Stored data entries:
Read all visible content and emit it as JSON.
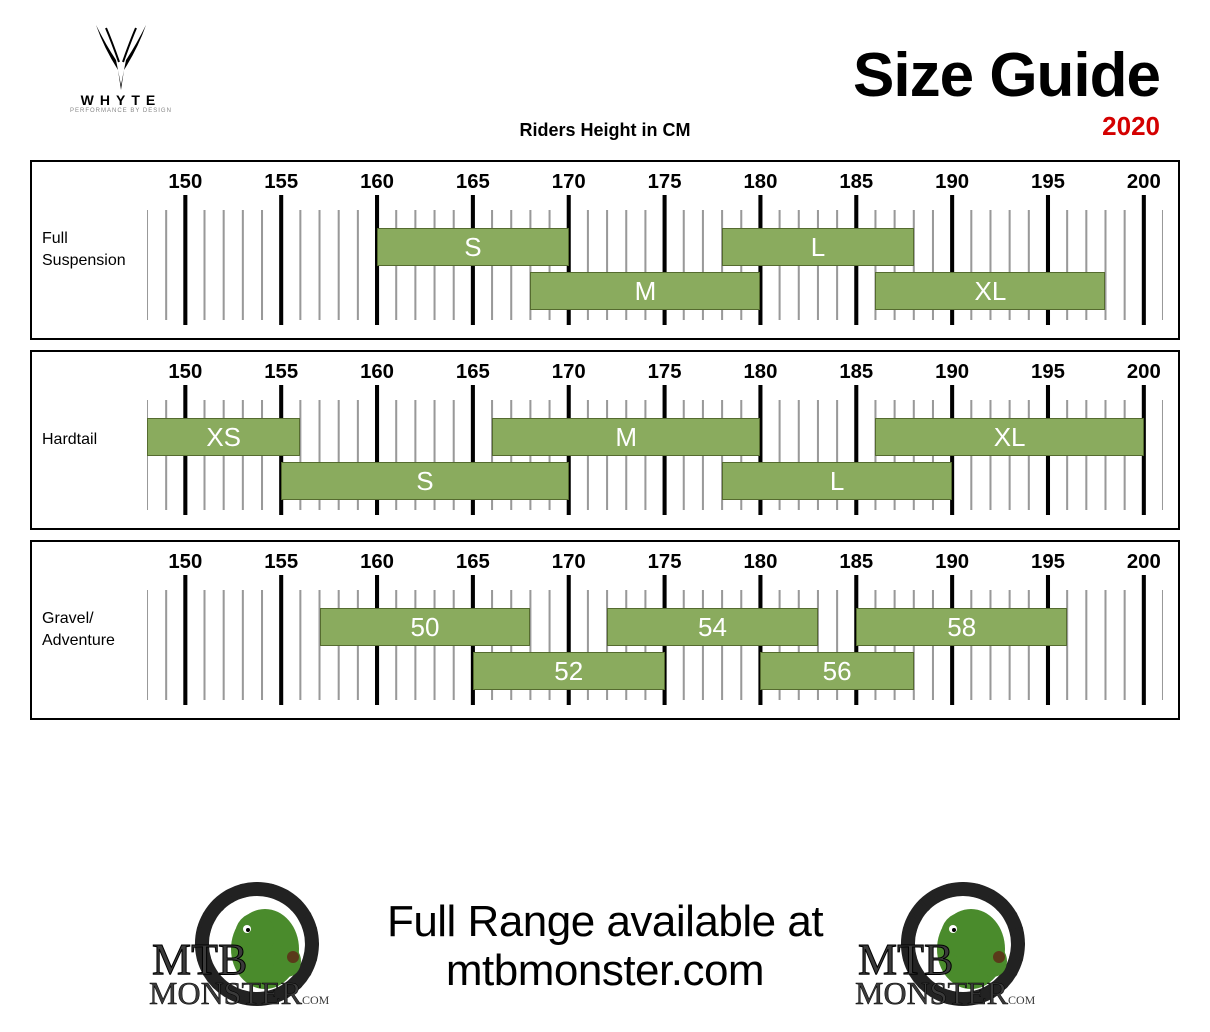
{
  "title": "Size Guide",
  "year": "2020",
  "axis_title": "Riders Height in CM",
  "brand_logo_text": "WHYTE",
  "brand_logo_sub": "PERFORMANCE BY DESIGN",
  "footer_line1": "Full Range available at",
  "footer_line2": "mtbmonster.com",
  "store_logo_main": "MTB",
  "store_logo_sub": "MONSTER",
  "store_logo_tld": ".COM",
  "axis": {
    "min": 148,
    "max": 201,
    "major_ticks": [
      150,
      155,
      160,
      165,
      170,
      175,
      180,
      185,
      190,
      195,
      200
    ],
    "minor_step": 1
  },
  "colors": {
    "bar_fill": "#8aab5e",
    "bar_border": "#556b2f",
    "major_tick": "#000000",
    "minor_tick": "#999999",
    "panel_border": "#000000",
    "background": "#ffffff",
    "year": "#d40000",
    "bar_text": "#ffffff",
    "logo_green": "#4a8b2c"
  },
  "typography": {
    "title_fontsize": 62,
    "year_fontsize": 26,
    "axis_title_fontsize": 18,
    "tick_label_fontsize": 18,
    "category_label_fontsize": 16,
    "bar_label_fontsize": 26,
    "footer_fontsize": 44,
    "title_font": "Impact",
    "body_font": "Arial"
  },
  "panels": [
    {
      "label": "Full\nSuspension",
      "bars": [
        {
          "label": "S",
          "from": 160,
          "to": 170,
          "row": 0
        },
        {
          "label": "M",
          "from": 168,
          "to": 180,
          "row": 1
        },
        {
          "label": "L",
          "from": 178,
          "to": 188,
          "row": 0
        },
        {
          "label": "XL",
          "from": 186,
          "to": 198,
          "row": 1
        }
      ]
    },
    {
      "label": "Hardtail",
      "bars": [
        {
          "label": "XS",
          "from": 148,
          "to": 156,
          "row": 0
        },
        {
          "label": "S",
          "from": 155,
          "to": 170,
          "row": 1
        },
        {
          "label": "M",
          "from": 166,
          "to": 180,
          "row": 0
        },
        {
          "label": "L",
          "from": 178,
          "to": 190,
          "row": 1
        },
        {
          "label": "XL",
          "from": 186,
          "to": 200,
          "row": 0
        }
      ]
    },
    {
      "label": "Gravel/\nAdventure",
      "bars": [
        {
          "label": "50",
          "from": 157,
          "to": 168,
          "row": 0
        },
        {
          "label": "52",
          "from": 165,
          "to": 175,
          "row": 1
        },
        {
          "label": "54",
          "from": 172,
          "to": 183,
          "row": 0
        },
        {
          "label": "56",
          "from": 180,
          "to": 188,
          "row": 1
        },
        {
          "label": "58",
          "from": 185,
          "to": 196,
          "row": 0
        }
      ]
    }
  ]
}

Task goal:
Pictures are excluded; repeat every record exactly.

Solution for this task:
Read all visible content and emit it as JSON.
{
  "title": "Size Guide",
  "year": "2020",
  "axis_title": "Riders Height in CM",
  "brand_logo_text": "WHYTE",
  "brand_logo_sub": "PERFORMANCE BY DESIGN",
  "footer_line1": "Full Range available at",
  "footer_line2": "mtbmonster.com",
  "store_logo_main": "MTB",
  "store_logo_sub": "MONSTER",
  "store_logo_tld": ".COM",
  "axis": {
    "min": 148,
    "max": 201,
    "major_ticks": [
      150,
      155,
      160,
      165,
      170,
      175,
      180,
      185,
      190,
      195,
      200
    ],
    "minor_step": 1
  },
  "colors": {
    "bar_fill": "#8aab5e",
    "bar_border": "#556b2f",
    "major_tick": "#000000",
    "minor_tick": "#999999",
    "panel_border": "#000000",
    "background": "#ffffff",
    "year": "#d40000",
    "bar_text": "#ffffff",
    "logo_green": "#4a8b2c"
  },
  "typography": {
    "title_fontsize": 62,
    "year_fontsize": 26,
    "axis_title_fontsize": 18,
    "tick_label_fontsize": 18,
    "category_label_fontsize": 16,
    "bar_label_fontsize": 26,
    "footer_fontsize": 44,
    "title_font": "Impact",
    "body_font": "Arial"
  },
  "panels": [
    {
      "label": "Full\nSuspension",
      "bars": [
        {
          "label": "S",
          "from": 160,
          "to": 170,
          "row": 0
        },
        {
          "label": "M",
          "from": 168,
          "to": 180,
          "row": 1
        },
        {
          "label": "L",
          "from": 178,
          "to": 188,
          "row": 0
        },
        {
          "label": "XL",
          "from": 186,
          "to": 198,
          "row": 1
        }
      ]
    },
    {
      "label": "Hardtail",
      "bars": [
        {
          "label": "XS",
          "from": 148,
          "to": 156,
          "row": 0
        },
        {
          "label": "S",
          "from": 155,
          "to": 170,
          "row": 1
        },
        {
          "label": "M",
          "from": 166,
          "to": 180,
          "row": 0
        },
        {
          "label": "L",
          "from": 178,
          "to": 190,
          "row": 1
        },
        {
          "label": "XL",
          "from": 186,
          "to": 200,
          "row": 0
        }
      ]
    },
    {
      "label": "Gravel/\nAdventure",
      "bars": [
        {
          "label": "50",
          "from": 157,
          "to": 168,
          "row": 0
        },
        {
          "label": "52",
          "from": 165,
          "to": 175,
          "row": 1
        },
        {
          "label": "54",
          "from": 172,
          "to": 183,
          "row": 0
        },
        {
          "label": "56",
          "from": 180,
          "to": 188,
          "row": 1
        },
        {
          "label": "58",
          "from": 185,
          "to": 196,
          "row": 0
        }
      ]
    }
  ]
}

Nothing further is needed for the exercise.